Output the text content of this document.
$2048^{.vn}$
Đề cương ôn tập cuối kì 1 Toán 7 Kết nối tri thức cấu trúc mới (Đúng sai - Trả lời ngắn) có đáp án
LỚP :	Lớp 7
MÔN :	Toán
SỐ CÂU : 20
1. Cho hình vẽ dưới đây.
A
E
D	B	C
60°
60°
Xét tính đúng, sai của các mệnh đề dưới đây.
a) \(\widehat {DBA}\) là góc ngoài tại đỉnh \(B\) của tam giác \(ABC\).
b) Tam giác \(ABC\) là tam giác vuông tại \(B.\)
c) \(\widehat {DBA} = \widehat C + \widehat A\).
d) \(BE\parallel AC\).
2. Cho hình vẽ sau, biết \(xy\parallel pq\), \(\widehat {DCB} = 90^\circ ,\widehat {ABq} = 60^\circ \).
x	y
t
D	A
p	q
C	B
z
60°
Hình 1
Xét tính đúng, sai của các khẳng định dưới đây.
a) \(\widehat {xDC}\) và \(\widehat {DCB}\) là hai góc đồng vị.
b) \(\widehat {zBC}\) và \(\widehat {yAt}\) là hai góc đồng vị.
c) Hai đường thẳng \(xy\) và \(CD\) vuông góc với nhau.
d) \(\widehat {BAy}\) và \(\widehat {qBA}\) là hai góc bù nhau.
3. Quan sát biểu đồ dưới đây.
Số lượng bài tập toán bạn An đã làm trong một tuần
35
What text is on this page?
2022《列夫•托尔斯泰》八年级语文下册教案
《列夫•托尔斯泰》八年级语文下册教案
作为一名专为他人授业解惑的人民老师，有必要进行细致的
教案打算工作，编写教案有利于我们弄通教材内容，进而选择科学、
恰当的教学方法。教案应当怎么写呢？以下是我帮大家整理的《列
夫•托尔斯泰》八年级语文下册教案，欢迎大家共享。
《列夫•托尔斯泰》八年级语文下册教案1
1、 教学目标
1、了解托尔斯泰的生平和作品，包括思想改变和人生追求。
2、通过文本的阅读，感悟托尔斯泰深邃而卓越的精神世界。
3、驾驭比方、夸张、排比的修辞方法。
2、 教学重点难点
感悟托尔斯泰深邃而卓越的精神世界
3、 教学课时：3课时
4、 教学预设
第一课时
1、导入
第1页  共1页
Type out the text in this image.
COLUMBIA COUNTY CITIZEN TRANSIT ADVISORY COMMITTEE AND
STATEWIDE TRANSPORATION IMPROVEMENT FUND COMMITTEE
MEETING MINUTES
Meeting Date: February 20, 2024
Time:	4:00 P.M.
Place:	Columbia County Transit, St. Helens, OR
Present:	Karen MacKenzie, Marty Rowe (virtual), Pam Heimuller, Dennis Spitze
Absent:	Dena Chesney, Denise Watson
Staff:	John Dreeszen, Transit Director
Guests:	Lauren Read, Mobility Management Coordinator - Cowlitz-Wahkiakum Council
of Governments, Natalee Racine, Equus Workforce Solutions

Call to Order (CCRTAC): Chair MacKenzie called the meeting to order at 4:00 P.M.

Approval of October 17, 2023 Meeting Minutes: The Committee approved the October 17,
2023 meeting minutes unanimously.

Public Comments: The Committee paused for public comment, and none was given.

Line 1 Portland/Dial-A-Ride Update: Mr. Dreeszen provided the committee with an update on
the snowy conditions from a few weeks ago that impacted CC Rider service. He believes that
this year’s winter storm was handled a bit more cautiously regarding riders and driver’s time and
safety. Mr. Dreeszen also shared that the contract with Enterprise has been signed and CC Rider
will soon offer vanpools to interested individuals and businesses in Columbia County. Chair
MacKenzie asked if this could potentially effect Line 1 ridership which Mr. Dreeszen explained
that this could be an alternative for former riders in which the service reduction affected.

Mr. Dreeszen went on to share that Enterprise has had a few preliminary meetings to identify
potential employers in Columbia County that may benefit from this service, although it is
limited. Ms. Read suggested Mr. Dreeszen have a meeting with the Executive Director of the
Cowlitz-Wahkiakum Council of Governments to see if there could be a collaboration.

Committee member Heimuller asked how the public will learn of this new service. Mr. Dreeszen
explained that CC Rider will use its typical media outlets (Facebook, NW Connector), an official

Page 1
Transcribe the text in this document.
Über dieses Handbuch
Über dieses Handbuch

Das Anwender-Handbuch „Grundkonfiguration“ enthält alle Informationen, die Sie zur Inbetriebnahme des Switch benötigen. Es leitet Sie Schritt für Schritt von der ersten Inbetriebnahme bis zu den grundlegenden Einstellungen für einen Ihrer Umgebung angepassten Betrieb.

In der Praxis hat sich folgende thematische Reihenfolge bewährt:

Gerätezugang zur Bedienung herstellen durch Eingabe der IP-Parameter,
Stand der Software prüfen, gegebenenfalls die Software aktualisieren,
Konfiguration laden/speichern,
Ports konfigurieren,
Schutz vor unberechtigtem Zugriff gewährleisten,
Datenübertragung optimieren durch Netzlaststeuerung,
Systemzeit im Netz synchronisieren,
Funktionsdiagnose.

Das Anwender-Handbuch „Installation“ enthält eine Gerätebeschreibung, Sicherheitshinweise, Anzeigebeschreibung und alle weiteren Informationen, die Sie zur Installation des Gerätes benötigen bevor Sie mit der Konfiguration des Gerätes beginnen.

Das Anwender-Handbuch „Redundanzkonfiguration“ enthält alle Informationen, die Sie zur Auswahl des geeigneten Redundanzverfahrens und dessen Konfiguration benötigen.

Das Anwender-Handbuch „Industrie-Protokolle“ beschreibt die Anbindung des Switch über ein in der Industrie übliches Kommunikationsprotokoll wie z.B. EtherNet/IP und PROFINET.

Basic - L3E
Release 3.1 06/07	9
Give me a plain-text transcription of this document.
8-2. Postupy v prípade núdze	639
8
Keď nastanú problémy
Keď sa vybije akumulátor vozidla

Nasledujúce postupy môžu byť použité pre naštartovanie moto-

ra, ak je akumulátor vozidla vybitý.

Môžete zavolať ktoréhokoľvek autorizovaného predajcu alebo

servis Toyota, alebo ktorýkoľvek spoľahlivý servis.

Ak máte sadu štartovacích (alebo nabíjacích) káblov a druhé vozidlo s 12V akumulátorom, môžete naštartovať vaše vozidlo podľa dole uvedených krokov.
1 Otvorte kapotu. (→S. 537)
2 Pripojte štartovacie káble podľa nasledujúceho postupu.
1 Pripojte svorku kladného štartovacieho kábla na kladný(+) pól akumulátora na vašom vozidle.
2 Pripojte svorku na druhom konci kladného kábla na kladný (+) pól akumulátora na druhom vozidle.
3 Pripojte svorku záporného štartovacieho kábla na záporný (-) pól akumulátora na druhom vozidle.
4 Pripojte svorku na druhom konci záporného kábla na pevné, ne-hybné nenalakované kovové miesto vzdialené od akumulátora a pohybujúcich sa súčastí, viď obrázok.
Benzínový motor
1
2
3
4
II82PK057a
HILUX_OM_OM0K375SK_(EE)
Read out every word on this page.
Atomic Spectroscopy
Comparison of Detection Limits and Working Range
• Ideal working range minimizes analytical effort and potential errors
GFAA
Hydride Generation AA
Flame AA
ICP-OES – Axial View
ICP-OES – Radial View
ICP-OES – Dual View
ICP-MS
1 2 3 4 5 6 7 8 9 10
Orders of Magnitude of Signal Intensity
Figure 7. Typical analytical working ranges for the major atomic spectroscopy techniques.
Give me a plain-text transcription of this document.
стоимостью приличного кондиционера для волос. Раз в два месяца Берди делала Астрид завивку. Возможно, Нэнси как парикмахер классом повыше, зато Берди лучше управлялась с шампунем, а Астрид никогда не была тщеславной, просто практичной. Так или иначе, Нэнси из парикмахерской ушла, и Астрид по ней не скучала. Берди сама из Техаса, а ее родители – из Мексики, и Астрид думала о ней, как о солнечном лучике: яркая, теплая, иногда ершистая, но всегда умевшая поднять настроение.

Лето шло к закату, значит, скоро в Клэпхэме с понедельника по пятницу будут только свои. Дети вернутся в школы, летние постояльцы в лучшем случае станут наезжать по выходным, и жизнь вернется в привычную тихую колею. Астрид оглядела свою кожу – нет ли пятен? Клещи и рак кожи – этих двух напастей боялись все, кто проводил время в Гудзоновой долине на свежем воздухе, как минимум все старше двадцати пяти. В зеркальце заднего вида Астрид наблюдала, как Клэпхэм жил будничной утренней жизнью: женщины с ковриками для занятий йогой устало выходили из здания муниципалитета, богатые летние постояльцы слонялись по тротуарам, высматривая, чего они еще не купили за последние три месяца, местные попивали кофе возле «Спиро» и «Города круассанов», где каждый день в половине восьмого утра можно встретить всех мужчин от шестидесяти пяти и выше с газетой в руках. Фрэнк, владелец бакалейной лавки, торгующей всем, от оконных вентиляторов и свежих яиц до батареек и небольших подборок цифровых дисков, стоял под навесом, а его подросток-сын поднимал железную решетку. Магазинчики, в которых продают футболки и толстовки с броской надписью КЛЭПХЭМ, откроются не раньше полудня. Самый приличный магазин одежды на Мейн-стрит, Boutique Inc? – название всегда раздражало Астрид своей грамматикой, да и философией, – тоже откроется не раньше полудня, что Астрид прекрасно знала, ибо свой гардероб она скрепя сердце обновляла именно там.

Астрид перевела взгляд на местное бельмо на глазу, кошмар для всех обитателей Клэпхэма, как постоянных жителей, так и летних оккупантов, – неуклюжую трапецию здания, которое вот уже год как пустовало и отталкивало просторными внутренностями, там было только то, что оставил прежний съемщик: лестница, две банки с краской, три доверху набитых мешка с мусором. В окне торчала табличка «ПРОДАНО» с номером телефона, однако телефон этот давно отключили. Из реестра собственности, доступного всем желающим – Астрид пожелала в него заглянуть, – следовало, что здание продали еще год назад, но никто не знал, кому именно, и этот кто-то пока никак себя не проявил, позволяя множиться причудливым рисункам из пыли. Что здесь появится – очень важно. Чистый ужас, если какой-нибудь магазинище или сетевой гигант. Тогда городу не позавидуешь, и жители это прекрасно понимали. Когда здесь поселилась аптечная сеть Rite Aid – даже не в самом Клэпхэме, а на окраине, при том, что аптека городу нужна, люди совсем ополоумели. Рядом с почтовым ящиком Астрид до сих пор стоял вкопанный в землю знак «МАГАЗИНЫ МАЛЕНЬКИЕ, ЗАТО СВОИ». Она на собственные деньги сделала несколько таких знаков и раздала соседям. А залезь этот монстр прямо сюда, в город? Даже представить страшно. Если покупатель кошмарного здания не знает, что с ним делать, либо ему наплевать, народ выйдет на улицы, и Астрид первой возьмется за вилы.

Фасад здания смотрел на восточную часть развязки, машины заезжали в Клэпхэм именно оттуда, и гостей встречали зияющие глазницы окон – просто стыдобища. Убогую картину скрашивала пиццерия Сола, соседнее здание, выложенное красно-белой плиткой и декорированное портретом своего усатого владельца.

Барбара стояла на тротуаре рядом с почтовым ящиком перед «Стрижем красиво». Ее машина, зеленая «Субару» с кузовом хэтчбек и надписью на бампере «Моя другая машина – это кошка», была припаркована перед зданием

=-=-=

— TASK GOAL —
Give the count of lines in the records that contain "giác", and no other text.

— SOLUTION BELOW —
2